─── Brano fornito ───

Va infine detto che, essendosi palesata l'opportunità di
tale visita nel corso della missione in Puglia, il 25 luglio
1995 la Commissione si è recata in Albania, a Tirana, dove si
sono tenuti incontri con esponenti del locale Parlamento,
guidati dal Presidente Arbnori, e con rappresentanti del
Governo albanese, guidati dal Primo Ministro Meksi. Per quanto
concerne i rapporti con l'estero, vanno qui ricordati anche i
due incontri (8 marzo e 4 maggio 1995) avuti con due
delegazioni del Baden-Wurttemberg, una governativa e una
parlamentare, incontri nei quali sono stati discussi gli
argomenti di comune interesse a proposito della normativa e
degli strumenti di contrasto della criminalità organizzata,
con particolare riferimento alle questioni del riciclaggio e
del sequestro di beni.
Non può essere sottovalutata poi l'importanza della
documentazione complessivamente acquisita dalla Commissione,
consistente a
Pag. 140
tutt'oggi in circa 700 documenti, 200 esposti e in 57 esposti
anonimi, per la quale è stato proseguito il lavoro di
informatizzazione già avviato dalla precedente Commissione
antimafia. Tra la corrispondenza in arrivo e quella in
partenza sono stati protocollati complessivamente oltre 3300
atti, riguardanti tematiche di grande vastità, quali il
fenomeno dell'estorsione e dell'usura, l'attività delle
strutture pubbliche e private operanti in tale settore,
l'azione degli enti locali ai suoi diversi livelli, il
funzionamento delle strutture di contrasto della criminalità e
il mantenimento dell'ordine pubblico, il funzionamento degli
uffici giudiziari e penitenziari. Di fronte alle esigenze che
sono state rappresentate, la Commissione ha svolto un ruolo di
impulso e di sollecitazione nei confronti degli organi
istituzionalmente competenti.

───

[Consegna scritta 1]
Esprimi come lista JSON di stringhe le righe dei record, una stringa per riga e senza righe vuote. Parti dalla riga che contiene "List every element" e arriva alla riga che contiene "tabs-scroll-right-icon[interactable]: ▶ [374,216,396,238]", entrambe incluse.

─── Dati forniti ───

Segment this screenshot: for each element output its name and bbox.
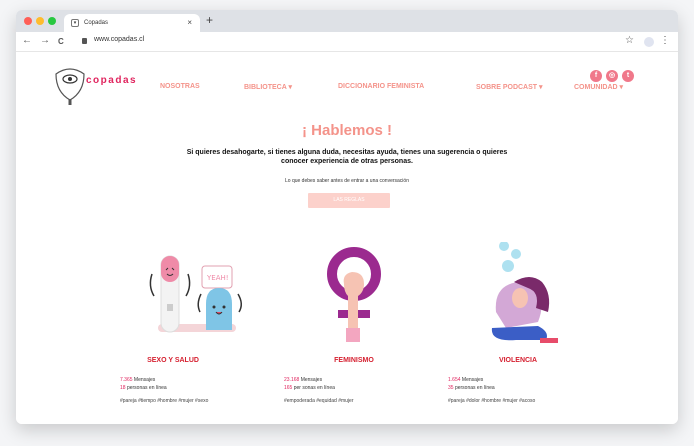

───
─── Dati forniti ───

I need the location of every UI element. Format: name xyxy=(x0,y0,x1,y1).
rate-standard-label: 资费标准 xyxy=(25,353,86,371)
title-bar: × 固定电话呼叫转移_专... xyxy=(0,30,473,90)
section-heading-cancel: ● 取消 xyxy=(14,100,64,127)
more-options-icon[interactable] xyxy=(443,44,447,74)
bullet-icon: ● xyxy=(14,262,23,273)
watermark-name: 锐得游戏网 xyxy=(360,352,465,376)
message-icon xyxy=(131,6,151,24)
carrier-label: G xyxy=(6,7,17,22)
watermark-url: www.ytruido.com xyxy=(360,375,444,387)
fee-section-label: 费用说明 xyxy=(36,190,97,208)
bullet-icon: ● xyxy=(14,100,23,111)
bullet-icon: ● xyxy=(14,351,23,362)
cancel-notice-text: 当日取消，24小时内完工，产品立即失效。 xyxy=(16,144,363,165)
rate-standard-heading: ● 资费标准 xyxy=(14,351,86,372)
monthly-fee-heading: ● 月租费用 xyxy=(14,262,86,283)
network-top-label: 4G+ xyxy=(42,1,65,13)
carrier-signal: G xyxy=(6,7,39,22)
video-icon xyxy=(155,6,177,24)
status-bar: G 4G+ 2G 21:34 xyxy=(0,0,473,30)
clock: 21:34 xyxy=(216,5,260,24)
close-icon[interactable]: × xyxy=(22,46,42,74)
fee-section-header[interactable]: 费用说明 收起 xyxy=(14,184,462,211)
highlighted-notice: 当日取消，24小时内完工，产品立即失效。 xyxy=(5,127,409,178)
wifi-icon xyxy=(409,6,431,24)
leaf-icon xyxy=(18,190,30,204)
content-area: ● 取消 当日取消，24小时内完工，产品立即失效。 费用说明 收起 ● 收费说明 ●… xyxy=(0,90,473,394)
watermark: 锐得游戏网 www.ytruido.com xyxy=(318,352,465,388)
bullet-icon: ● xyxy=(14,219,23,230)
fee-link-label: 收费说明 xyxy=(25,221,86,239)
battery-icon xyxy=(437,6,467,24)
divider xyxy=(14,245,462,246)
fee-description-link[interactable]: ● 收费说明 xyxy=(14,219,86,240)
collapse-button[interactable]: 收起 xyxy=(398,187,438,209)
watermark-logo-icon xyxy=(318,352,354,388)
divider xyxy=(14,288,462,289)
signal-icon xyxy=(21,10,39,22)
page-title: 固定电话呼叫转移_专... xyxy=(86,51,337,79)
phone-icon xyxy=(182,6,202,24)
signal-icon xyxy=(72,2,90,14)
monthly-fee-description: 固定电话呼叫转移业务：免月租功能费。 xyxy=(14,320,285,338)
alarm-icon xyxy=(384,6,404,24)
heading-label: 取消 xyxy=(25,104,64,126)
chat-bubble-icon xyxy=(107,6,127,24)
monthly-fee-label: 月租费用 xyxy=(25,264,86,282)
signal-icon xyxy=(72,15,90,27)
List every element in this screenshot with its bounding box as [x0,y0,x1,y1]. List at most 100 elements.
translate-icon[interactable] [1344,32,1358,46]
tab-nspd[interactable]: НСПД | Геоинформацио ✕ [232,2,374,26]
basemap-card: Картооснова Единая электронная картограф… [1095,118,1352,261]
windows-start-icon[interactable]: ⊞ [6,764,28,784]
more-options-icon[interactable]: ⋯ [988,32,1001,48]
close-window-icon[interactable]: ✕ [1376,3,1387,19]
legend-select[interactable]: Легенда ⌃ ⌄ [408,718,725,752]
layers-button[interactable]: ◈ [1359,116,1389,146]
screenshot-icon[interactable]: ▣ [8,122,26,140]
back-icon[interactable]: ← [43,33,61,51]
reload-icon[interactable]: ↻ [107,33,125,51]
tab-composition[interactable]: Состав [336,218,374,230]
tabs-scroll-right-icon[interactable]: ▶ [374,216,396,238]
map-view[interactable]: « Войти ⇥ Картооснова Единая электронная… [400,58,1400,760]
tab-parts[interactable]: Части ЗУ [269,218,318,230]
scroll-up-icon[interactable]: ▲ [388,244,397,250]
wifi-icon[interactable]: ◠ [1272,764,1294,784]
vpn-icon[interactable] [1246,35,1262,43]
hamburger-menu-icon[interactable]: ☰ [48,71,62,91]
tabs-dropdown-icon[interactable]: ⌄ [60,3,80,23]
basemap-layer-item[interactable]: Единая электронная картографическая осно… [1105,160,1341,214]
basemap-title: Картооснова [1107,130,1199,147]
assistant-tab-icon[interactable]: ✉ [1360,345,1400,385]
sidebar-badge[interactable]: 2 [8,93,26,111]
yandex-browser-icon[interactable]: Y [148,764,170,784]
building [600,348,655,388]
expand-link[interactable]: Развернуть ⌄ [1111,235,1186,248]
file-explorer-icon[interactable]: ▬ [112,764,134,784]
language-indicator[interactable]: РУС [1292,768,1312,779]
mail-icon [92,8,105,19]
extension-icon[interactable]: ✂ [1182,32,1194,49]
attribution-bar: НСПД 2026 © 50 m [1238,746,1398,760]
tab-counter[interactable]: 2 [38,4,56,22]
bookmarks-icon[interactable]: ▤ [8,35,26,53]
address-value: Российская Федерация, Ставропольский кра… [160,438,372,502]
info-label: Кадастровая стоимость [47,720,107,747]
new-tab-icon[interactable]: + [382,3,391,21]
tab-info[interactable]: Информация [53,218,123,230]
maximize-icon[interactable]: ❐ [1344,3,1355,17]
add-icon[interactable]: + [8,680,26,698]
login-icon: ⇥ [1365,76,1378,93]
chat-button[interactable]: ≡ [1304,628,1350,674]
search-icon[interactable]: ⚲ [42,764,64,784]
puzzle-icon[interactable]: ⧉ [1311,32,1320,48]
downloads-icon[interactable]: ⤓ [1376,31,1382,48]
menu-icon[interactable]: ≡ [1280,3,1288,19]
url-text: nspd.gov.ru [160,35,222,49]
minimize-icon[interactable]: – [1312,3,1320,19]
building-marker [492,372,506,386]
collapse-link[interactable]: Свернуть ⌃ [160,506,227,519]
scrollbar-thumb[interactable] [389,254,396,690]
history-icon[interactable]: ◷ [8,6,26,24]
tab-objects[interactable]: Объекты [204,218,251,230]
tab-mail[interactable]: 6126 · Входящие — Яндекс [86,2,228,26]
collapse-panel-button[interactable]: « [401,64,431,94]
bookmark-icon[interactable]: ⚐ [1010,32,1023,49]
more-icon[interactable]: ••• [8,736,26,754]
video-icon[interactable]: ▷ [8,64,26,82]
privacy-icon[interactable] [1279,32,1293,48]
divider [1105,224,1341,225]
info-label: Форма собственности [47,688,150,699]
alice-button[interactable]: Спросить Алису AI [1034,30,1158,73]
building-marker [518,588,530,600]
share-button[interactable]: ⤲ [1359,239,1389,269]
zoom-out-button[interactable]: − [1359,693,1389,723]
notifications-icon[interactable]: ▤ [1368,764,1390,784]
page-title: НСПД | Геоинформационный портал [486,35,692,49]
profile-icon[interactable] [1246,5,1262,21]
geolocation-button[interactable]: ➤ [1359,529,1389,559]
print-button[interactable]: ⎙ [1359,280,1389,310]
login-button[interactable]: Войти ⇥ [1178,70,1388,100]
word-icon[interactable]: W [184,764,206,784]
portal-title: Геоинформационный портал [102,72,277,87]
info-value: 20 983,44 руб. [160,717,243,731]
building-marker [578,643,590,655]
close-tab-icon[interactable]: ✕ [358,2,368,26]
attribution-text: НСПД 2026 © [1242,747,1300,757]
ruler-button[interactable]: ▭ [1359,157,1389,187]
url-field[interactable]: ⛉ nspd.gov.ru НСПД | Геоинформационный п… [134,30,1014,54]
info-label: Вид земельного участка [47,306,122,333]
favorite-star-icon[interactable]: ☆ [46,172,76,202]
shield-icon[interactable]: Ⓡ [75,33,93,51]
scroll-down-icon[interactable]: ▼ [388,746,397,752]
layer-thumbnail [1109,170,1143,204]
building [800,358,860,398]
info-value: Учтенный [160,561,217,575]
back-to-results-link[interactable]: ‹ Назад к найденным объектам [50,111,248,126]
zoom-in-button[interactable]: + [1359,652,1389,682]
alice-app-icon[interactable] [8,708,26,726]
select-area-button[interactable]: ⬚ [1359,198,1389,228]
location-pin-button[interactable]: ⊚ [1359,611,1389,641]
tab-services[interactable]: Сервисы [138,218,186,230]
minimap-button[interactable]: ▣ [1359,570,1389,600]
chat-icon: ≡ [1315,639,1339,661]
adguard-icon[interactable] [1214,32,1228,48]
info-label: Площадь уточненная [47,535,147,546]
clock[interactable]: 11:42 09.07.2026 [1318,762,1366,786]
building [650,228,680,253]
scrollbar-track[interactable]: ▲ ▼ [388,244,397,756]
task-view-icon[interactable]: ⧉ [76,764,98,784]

───

[Consegna scritta 2]
Riporta integralmente e senza modifiche il brano sull'attività della Commissione antimafia.

[Risposta completa 1]
[
  "List every element in this screenshot with its bounding box as [x0,y0,x1,y1]. List at most 100 elements.",
  "translate-icon[interactable] [1344,32,1358,46]",
  "tab-nspd[interactable]: НСПД | Геоинформацио ✕ [232,2,374,26]",
  "basemap-card: Картооснова Единая электронная картограф… [1095,118,1352,261]",
  "windows-start-icon[interactable]: ⊞ [6,764,28,784]",
  "more-options-icon[interactable]: ⋯ [988,32,1001,48]",
  "close-window-icon[interactable]: ✕ [1376,3,1387,19]",
  "legend-select[interactable]: Легенда ⌃ ⌄ [408,718,725,752]",
  "layers-button[interactable]: ◈ [1359,116,1389,146]",
  "screenshot-icon[interactable]: ▣ [8,122,26,140]",
  "back-icon[interactable]: ← [43,33,61,51]",
  "reload-icon[interactable]: ↻ [107,33,125,51]",
  "tab-composition[interactable]: Состав [336,218,374,230]",
  "tabs-scroll-right-icon[interactable]: ▶ [374,216,396,238]"
]

[Risposta completa 2]
Va infine detto che, essendosi palesata l'opportunità di
tale visita nel corso della missione in Puglia, il 25 luglio
1995 la Commissione si è recata in Albania, a Tirana, dove si
sono tenuti incontri con esponenti del locale Parlamento,
guidati dal Presidente Arbnori, e con rappresentanti del
Governo albanese, guidati dal Primo Ministro Meksi. Per quanto
concerne i rapporti con l'estero, vanno qui ricordati anche i
due incontri (8 marzo e 4 maggio 1995) avuti con due
delegazioni del Baden-Wurttemberg, una governativa e una
parlamentare, incontri nei quali sono stati discussi gli
argomenti di comune interesse a proposito della normativa e
degli strumenti di contrasto della criminalità organizzata,
con particolare riferimento alle questioni del riciclaggio e
del sequestro di beni.
Non può essere sottovalutata poi l'importanza della
documentazione complessivamente acquisita dalla Commissione,
consistente a
Pag. 140
tutt'oggi in circa 700 documenti, 200 esposti e in 57 esposti
anonimi, per la quale è stato proseguito il lavoro di
informatizzazione già avviato dalla precedente Commissione
antimafia. Tra la corrispondenza in arrivo e quella in
partenza sono stati protocollati complessivamente oltre 3300
atti, riguardanti tematiche di grande vastità, quali il
fenomeno dell'estorsione e dell'usura, l'attività delle
strutture pubbliche e private operanti in tale settore,
l'azione degli enti locali ai suoi diversi livelli, il
funzionamento delle strutture di contrasto della criminalità e
il mantenimento dell'ordine pubblico, il funzionamento degli
uffici giudiziari e penitenziari. Di fronte alle esigenze che
sono state rappresentate, la Commissione ha svolto un ruolo di
impulso e di sollecitazione nei confronti degli organi
istituzionalmente competenti.